• What is asked: Copy out all the entries word for word.

• Raw data:
[Start]

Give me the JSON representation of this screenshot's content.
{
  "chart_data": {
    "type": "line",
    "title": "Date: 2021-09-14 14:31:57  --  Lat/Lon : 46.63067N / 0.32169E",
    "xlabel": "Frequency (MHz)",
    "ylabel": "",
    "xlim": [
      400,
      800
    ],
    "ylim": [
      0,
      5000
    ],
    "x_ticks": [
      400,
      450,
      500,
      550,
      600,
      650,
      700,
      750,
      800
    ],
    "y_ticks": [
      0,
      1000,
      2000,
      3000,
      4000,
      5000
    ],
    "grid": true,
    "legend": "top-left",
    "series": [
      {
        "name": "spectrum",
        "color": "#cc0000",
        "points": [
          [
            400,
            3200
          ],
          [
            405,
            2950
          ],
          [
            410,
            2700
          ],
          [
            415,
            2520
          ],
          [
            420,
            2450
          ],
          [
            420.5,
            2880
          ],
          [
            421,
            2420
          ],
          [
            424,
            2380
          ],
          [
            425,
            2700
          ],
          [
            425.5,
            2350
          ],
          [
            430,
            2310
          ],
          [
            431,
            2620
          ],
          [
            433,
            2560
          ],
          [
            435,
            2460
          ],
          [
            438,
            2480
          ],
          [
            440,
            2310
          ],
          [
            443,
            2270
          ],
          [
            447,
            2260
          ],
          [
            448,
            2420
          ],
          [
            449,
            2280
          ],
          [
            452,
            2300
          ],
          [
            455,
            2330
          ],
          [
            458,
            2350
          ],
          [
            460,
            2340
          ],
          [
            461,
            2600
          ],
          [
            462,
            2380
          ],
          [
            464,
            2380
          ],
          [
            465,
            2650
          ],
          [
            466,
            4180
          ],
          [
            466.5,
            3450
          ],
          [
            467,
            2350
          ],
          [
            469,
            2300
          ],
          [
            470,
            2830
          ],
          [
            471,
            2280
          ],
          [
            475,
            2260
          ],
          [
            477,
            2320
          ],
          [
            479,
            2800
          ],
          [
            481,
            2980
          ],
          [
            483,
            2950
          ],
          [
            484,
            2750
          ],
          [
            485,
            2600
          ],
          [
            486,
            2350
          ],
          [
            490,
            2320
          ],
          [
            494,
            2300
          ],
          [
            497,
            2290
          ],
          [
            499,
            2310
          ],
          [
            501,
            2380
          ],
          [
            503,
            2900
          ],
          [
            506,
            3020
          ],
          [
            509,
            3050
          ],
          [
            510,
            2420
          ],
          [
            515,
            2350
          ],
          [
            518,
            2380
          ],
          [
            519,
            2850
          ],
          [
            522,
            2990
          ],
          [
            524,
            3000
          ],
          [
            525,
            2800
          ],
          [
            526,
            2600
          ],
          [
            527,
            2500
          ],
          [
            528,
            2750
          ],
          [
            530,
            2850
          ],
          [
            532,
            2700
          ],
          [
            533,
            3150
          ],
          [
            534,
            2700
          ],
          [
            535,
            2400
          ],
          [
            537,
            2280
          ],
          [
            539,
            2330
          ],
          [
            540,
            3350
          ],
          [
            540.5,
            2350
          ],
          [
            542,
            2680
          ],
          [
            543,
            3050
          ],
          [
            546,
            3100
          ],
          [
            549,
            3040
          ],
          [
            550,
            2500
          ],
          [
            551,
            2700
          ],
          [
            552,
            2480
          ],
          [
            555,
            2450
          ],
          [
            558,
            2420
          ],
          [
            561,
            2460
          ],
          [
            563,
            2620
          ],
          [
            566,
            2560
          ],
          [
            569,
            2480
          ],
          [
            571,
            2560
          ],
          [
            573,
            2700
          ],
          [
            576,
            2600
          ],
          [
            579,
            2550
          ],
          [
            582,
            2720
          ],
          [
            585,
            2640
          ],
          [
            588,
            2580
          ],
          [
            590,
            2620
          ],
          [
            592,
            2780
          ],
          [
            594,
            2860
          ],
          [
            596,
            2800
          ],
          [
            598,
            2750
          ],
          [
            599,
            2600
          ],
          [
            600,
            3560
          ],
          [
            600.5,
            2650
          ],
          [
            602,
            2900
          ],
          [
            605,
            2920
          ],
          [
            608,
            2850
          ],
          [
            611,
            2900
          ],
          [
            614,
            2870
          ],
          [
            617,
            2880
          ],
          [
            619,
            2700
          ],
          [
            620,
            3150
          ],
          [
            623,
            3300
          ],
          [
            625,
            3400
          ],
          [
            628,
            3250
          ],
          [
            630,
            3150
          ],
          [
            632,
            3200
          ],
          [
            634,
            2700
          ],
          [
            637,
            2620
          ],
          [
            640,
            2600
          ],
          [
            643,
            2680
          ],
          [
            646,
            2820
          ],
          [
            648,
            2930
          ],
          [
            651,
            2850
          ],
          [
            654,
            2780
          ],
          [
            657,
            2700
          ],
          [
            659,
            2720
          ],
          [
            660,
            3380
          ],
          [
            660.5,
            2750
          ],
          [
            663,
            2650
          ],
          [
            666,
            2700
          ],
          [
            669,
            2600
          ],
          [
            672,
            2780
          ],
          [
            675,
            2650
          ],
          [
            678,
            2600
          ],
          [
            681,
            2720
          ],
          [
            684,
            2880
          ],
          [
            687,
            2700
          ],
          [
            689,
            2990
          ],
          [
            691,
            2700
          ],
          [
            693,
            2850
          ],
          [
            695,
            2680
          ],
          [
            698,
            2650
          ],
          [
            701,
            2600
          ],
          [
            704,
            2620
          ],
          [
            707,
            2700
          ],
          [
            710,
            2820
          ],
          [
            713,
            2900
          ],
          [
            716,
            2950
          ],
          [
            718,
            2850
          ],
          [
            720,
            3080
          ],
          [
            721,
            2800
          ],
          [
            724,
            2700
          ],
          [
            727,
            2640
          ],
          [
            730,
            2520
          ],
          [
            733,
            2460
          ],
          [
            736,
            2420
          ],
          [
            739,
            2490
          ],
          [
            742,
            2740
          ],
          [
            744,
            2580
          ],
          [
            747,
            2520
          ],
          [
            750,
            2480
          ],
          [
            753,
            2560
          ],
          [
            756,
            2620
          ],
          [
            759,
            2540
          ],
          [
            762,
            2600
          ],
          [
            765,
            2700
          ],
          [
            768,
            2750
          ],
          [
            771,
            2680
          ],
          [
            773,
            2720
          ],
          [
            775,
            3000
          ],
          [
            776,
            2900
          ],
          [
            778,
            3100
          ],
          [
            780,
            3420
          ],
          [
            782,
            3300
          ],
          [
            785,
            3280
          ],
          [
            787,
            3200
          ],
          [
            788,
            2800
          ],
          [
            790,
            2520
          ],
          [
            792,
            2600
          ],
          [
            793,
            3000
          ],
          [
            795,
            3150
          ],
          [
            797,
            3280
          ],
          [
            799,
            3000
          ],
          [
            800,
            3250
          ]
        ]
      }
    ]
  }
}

[End]

• Exercise response:
Give me the JSON representation of this screenshot's content.
{
  "chart_data": {
    "type": "line",
    "title": "Date: 2021-09-14 14:31:57  --  Lat/Lon : 46.63067N / 0.32169E",
    "xlabel": "Frequency (MHz)",
    "ylabel": "",
    "xlim": [
      400,
      800
    ],
    "ylim": [
      0,
      5000
    ],
    "x_ticks": [
      400,
      450,
      500,
      550,
      600,
      650,
      700,
      750,
      800
    ],
    "y_ticks": [
      0,
      1000,
      2000,
      3000,
      4000,
      5000
    ],
    "grid": true,
    "legend": "top-left",
    "series": [
      {
        "name": "spectrum",
        "color": "#cc0000",
        "points": [
          [
            400,
            3200
          ],
          [
            405,
            2950
          ],
          [
            410,
            2700
          ],
          [
            415,
            2520
          ],
          [
            420,
            2450
          ],
          [
            420.5,
            2880
          ],
          [
            421,
            2420
          ],
          [
            424,
            2380
          ],
          [
            425,
            2700
          ],
          [
            425.5,
            2350
          ],
          [
            430,
            2310
          ],
          [
            431,
            2620
          ],
          [
            433,
            2560
          ],
          [
            435,
            2460
          ],
          [
            438,
            2480
          ],
          [
            440,
            2310
          ],
          [
            443,
            2270
          ],
          [
            447,
            2260
          ],
          [
            448,
            2420
          ],
          [
            449,
            2280
          ],
          [
            452,
            2300
          ],
          [
            455,
            2330
          ],
          [
            458,
            2350
          ],
          [
            460,
            2340
          ],
          [
            461,
            2600
          ],
          [
            462,
            2380
          ],
          [
            464,
            2380
          ],
          [
            465,
            2650
          ],
          [
            466,
            4180
          ],
          [
            466.5,
            3450
          ],
          [
            467,
            2350
          ],
          [
            469,
            2300
          ],
          [
            470,
            2830
          ],
          [
            471,
            2280
          ],
          [
            475,
            2260
          ],
          [
            477,
            2320
          ],
          [
            479,
            2800
          ],
          [
            481,
            2980
          ],
          [
            483,
            2950
          ],
          [
            484,
            2750
          ],
          [
            485,
            2600
          ],
          [
            486,
            2350
          ],
          [
            490,
            2320
          ],
          [
            494,
            2300
          ],
          [
            497,
            2290
          ],
          [
            499,
            2310
          ],
          [
            501,
            2380
          ],
          [
            503,
            2900
          ],
          [
            506,
            3020
          ],
          [
            509,
            3050
          ],
          [
            510,
            2420
          ],
          [
            515,
            2350
          ],
          [
            518,
            2380
          ],
          [
            519,
            2850
          ],
          [
            522,
            2990
          ],
          [
            524,
            3000
          ],
          [
            525,
            2800
          ],
          [
            526,
            2600
          ],
          [
            527,
            2500
          ],
          [
            528,
            2750
          ],
          [
            530,
            2850
          ],
          [
            532,
            2700
          ],
          [
            533,
            3150
          ],
          [
            534,
            2700
          ],
          [
            535,
            2400
          ],
          [
            537,
            2280
          ],
          [
            539,
            2330
          ],
          [
            540,
            3350
          ],
          [
            540.5,
            2350
          ],
          [
            542,
            2680
          ],
          [
            543,
            3050
          ],
          [
            546,
            3100
          ],
          [
            549,
            3040
          ],
          [
            550,
            2500
          ],
          [
            551,
            2700
          ],
          [
            552,
            2480
          ],
          [
            555,
            2450
          ],
          [
            558,
            2420
          ],
          [
            561,
            2460
          ],
          [
            563,
            2620
          ],
          [
            566,
            2560
          ],
          [
            569,
            2480
          ],
          [
            571,
            2560
          ],
          [
            573,
            2700
          ],
          [
            576,
            2600
          ],
          [
            579,
            2550
          ],
          [
            582,
            2720
          ],
          [
            585,
            2640
          ],
          [
            588,
            2580
          ],
          [
            590,
            2620
          ],
          [
            592,
            2780
          ],
          [
            594,
            2860
          ],
          [
            596,
            2800
          ],
          [
            598,
            2750
          ],
          [
            599,
            2600
          ],
          [
            600,
            3560
          ],
          [
            600.5,
            2650
          ],
          [
            602,
            2900
          ],
          [
            605,
            2920
          ],
          [
            608,
            2850
          ],
          [
            611,
            2900
          ],
          [
            614,
            2870
          ],
          [
            617,
            2880
          ],
          [
            619,
            2700
          ],
          [
            620,
            3150
          ],
          [
            623,
            3300
          ],
          [
            625,
            3400
          ],
          [
            628,
            3250
          ],
          [
            630,
            3150
          ],
          [
            632,
            3200
          ],
          [
            634,
            2700
          ],
          [
            637,
            2620
          ],
          [
            640,
            2600
          ],
          [
            643,
            2680
          ],
          [
            646,
            2820
          ],
          [
            648,
            2930
          ],
          [
            651,
            2850
          ],
          [
            654,
            2780
          ],
          [
            657,
            2700
          ],
          [
            659,
            2720
          ],
          [
            660,
            3380
          ],
          [
            660.5,
            2750
          ],
          [
            663,
            2650
          ],
          [
            666,
            2700
          ],
          [
            669,
            2600
          ],
          [
            672,
            2780
          ],
          [
            675,
            2650
          ],
          [
            678,
            2600
          ],
          [
            681,
            2720
          ],
          [
            684,
            2880
          ],
          [
            687,
            2700
          ],
          [
            689,
            2990
          ],
          [
            691,
            2700
          ],
          [
            693,
            2850
          ],
          [
            695,
            2680
          ],
          [
            698,
            2650
          ],
          [
            701,
            2600
          ],
          [
            704,
            2620
          ],
          [
            707,
            2700
          ],
          [
            710,
            2820
          ],
          [
            713,
            2900
          ],
          [
            716,
            2950
          ],
          [
            718,
            2850
          ],
          [
            720,
            3080
          ],
          [
            721,
            2800
          ],
          [
            724,
            2700
          ],
          [
            727,
            2640
          ],
          [
            730,
            2520
          ],
          [
            733,
            2460
          ],
          [
            736,
            2420
          ],
          [
            739,
            2490
          ],
          [
            742,
            2740
          ],
          [
            744,
            2580
          ],
          [
            747,
            2520
          ],
          [
            750,
            2480
          ],
          [
            753,
            2560
          ],
          [
            756,
            2620
          ],
          [
            759,
            2540
          ],
          [
            762,
            2600
          ],
          [
            765,
            2700
          ],
          [
            768,
            2750
          ],
          [
            771,
            2680
          ],
          [
            773,
            2720
          ],
          [
            775,
            3000
          ],
          [
            776,
            2900
          ],
          [
            778,
            3100
          ],
          [
            780,
            3420
          ],
          [
            782,
            3300
          ],
          [
            785,
            3280
          ],
          [
            787,
            3200
          ],
          [
            788,
            2800
          ],
          [
            790,
            2520
          ],
          [
            792,
            2600
          ],
          [
            793,
            3000
          ],
          [
            795,
            3150
          ],
          [
            797,
            3280
          ],
          [
            799,
            3000
          ],
          [
            800,
            3250
          ]
        ]
      }
    ]
  }
}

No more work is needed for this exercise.